* **Material for this exercise**:
··········
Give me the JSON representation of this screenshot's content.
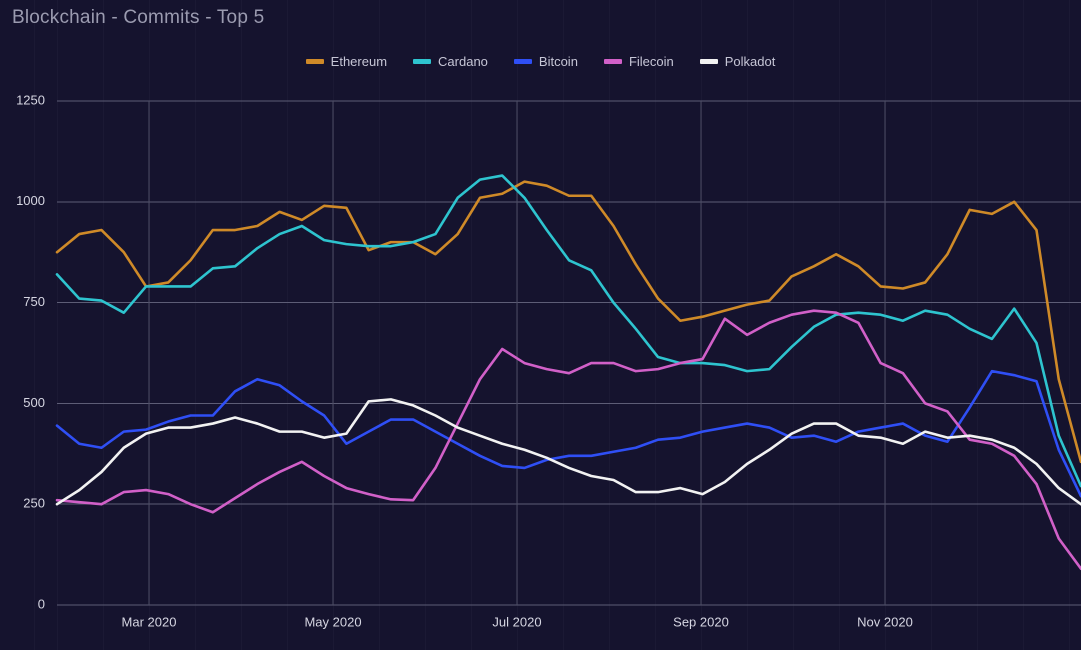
{
  "chart_data": {
    "type": "line",
    "title": "Blockchain - Commits - Top 5",
    "xlabel": "",
    "ylabel": "",
    "ylim": [
      0,
      1250
    ],
    "yticks": [
      0,
      250,
      500,
      750,
      1000,
      1250
    ],
    "xticks": [
      "Mar 2020",
      "May 2020",
      "Jul 2020",
      "Sep 2020",
      "Nov 2020"
    ],
    "xtick_positions": [
      149,
      333,
      517,
      701,
      885
    ],
    "grid": true,
    "legend_position": "top-center",
    "background_color": "#15132e",
    "x": [
      "2020-01-26",
      "2020-02-02",
      "2020-02-09",
      "2020-02-16",
      "2020-02-23",
      "2020-03-01",
      "2020-03-08",
      "2020-03-15",
      "2020-03-22",
      "2020-03-29",
      "2020-04-05",
      "2020-04-12",
      "2020-04-19",
      "2020-04-26",
      "2020-05-03",
      "2020-05-10",
      "2020-05-17",
      "2020-05-24",
      "2020-05-31",
      "2020-06-07",
      "2020-06-14",
      "2020-06-21",
      "2020-06-28",
      "2020-07-05",
      "2020-07-12",
      "2020-07-19",
      "2020-07-26",
      "2020-08-02",
      "2020-08-09",
      "2020-08-16",
      "2020-08-23",
      "2020-08-30",
      "2020-09-06",
      "2020-09-13",
      "2020-09-20",
      "2020-09-27",
      "2020-10-04",
      "2020-10-11",
      "2020-10-18",
      "2020-10-25",
      "2020-11-01",
      "2020-11-08",
      "2020-11-15",
      "2020-11-22",
      "2020-11-29",
      "2020-12-06",
      "2020-12-13"
    ],
    "series": [
      {
        "name": "Ethereum",
        "color": "#cf8a28",
        "values": [
          875,
          920,
          930,
          875,
          790,
          800,
          855,
          930,
          930,
          940,
          975,
          955,
          990,
          985,
          880,
          900,
          900,
          870,
          920,
          1010,
          1020,
          1050,
          1040,
          1015,
          1015,
          940,
          845,
          760,
          705,
          715,
          730,
          745,
          755,
          815,
          840,
          870,
          840,
          790,
          785,
          800,
          870,
          980,
          970,
          1000,
          930,
          560,
          355
        ]
      },
      {
        "name": "Cardano",
        "color": "#2ec4cf",
        "values": [
          820,
          760,
          755,
          725,
          790,
          790,
          790,
          835,
          840,
          885,
          920,
          940,
          905,
          895,
          890,
          890,
          900,
          920,
          1010,
          1055,
          1065,
          1010,
          930,
          855,
          830,
          750,
          685,
          615,
          600,
          600,
          595,
          580,
          585,
          640,
          690,
          720,
          725,
          720,
          705,
          730,
          720,
          685,
          660,
          735,
          650,
          420,
          295
        ]
      },
      {
        "name": "Bitcoin",
        "color": "#2f4ff5",
        "values": [
          445,
          400,
          390,
          430,
          435,
          455,
          470,
          470,
          530,
          560,
          545,
          505,
          470,
          400,
          430,
          460,
          460,
          430,
          400,
          370,
          345,
          340,
          360,
          370,
          370,
          380,
          390,
          410,
          415,
          430,
          440,
          450,
          440,
          415,
          420,
          405,
          430,
          440,
          450,
          420,
          405,
          490,
          580,
          570,
          555,
          385,
          270
        ]
      },
      {
        "name": "Filecoin",
        "color": "#d160c8",
        "values": [
          260,
          255,
          250,
          280,
          285,
          275,
          250,
          230,
          265,
          300,
          330,
          355,
          320,
          290,
          275,
          262,
          260,
          340,
          450,
          560,
          635,
          600,
          585,
          575,
          600,
          600,
          580,
          585,
          600,
          610,
          710,
          670,
          700,
          720,
          730,
          725,
          700,
          600,
          575,
          500,
          480,
          410,
          400,
          370,
          300,
          165,
          90
        ]
      },
      {
        "name": "Polkadot",
        "color": "#f2f2f2",
        "values": [
          250,
          285,
          330,
          390,
          425,
          440,
          440,
          450,
          465,
          450,
          430,
          430,
          415,
          425,
          505,
          510,
          495,
          470,
          440,
          420,
          400,
          385,
          365,
          340,
          320,
          310,
          280,
          280,
          290,
          275,
          305,
          350,
          385,
          425,
          450,
          450,
          420,
          415,
          400,
          430,
          415,
          420,
          410,
          390,
          350,
          290,
          250
        ]
      }
    ]
  },
  "legend": {
    "items": [
      {
        "label": "Ethereum",
        "color": "#cf8a28"
      },
      {
        "label": "Cardano",
        "color": "#2ec4cf"
      },
      {
        "label": "Bitcoin",
        "color": "#2f4ff5"
      },
      {
        "label": "Filecoin",
        "color": "#d160c8"
      },
      {
        "label": "Polkadot",
        "color": "#f2f2f2"
      }
    ]
  }
}
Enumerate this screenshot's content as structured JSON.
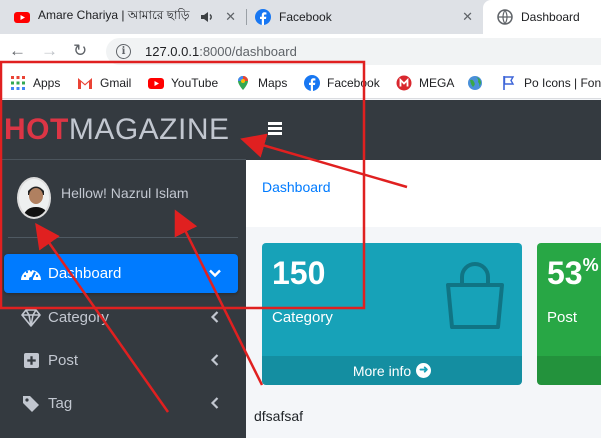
{
  "browser": {
    "tabs": [
      {
        "title": "Amare Chariya | আমারে ছাড়ি",
        "active": false
      },
      {
        "title": "Facebook",
        "active": false
      },
      {
        "title": "Dashboard",
        "active": true
      }
    ],
    "close_glyph": "✕",
    "address": {
      "host": "127.0.0.1",
      "path": ":8000/dashboard"
    },
    "bookmarks": [
      {
        "label": "Apps",
        "icon": "apps-grid-icon"
      },
      {
        "label": "Gmail",
        "icon": "gmail-icon"
      },
      {
        "label": "YouTube",
        "icon": "youtube-icon"
      },
      {
        "label": "Maps",
        "icon": "maps-icon"
      },
      {
        "label": "Facebook",
        "icon": "facebook-icon"
      },
      {
        "label": "MEGA",
        "icon": "mega-icon"
      },
      {
        "label": "",
        "icon": "globe-icon"
      },
      {
        "label": "Po Icons | Font",
        "icon": "flag-icon"
      }
    ]
  },
  "app": {
    "brand": {
      "hot": "HOT",
      "rest": "MAGAZINE"
    },
    "user": {
      "greeting": "Hellow! Nazrul Islam"
    },
    "sidebar": [
      {
        "label": "Dashboard",
        "icon": "tachometer-icon",
        "active": true
      },
      {
        "label": "Category",
        "icon": "gem-icon",
        "active": false
      },
      {
        "label": "Post",
        "icon": "plus-square-icon",
        "active": false
      },
      {
        "label": "Tag",
        "icon": "tag-icon",
        "active": false
      }
    ],
    "breadcrumb": "Dashboard",
    "boxes": [
      {
        "value": "150",
        "label": "Category",
        "footer": "More info"
      },
      {
        "value": "53",
        "suffix": "%",
        "label": "Post",
        "footer": ""
      }
    ],
    "bottom_text": "dfsafsaf"
  },
  "colors": {
    "sidebar_bg": "#343a40",
    "brand_red": "#dc3545",
    "primary": "#007bff",
    "info": "#17a2b8",
    "success": "#28a745",
    "annotation": "#e02020"
  }
}
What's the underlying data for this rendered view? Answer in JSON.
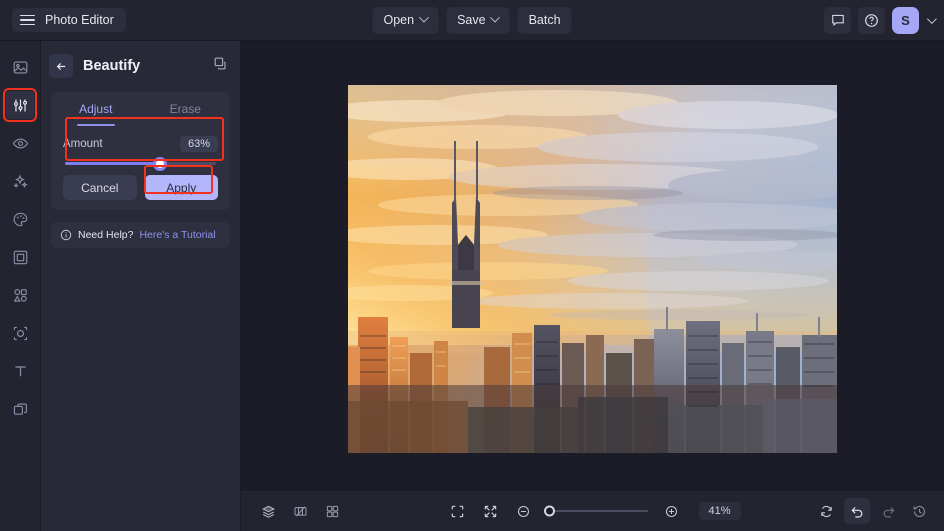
··········
* **What to do**:
Your answer should be a single number: the count of lines in the data that include the word "JSON".

* **Written solution**:
3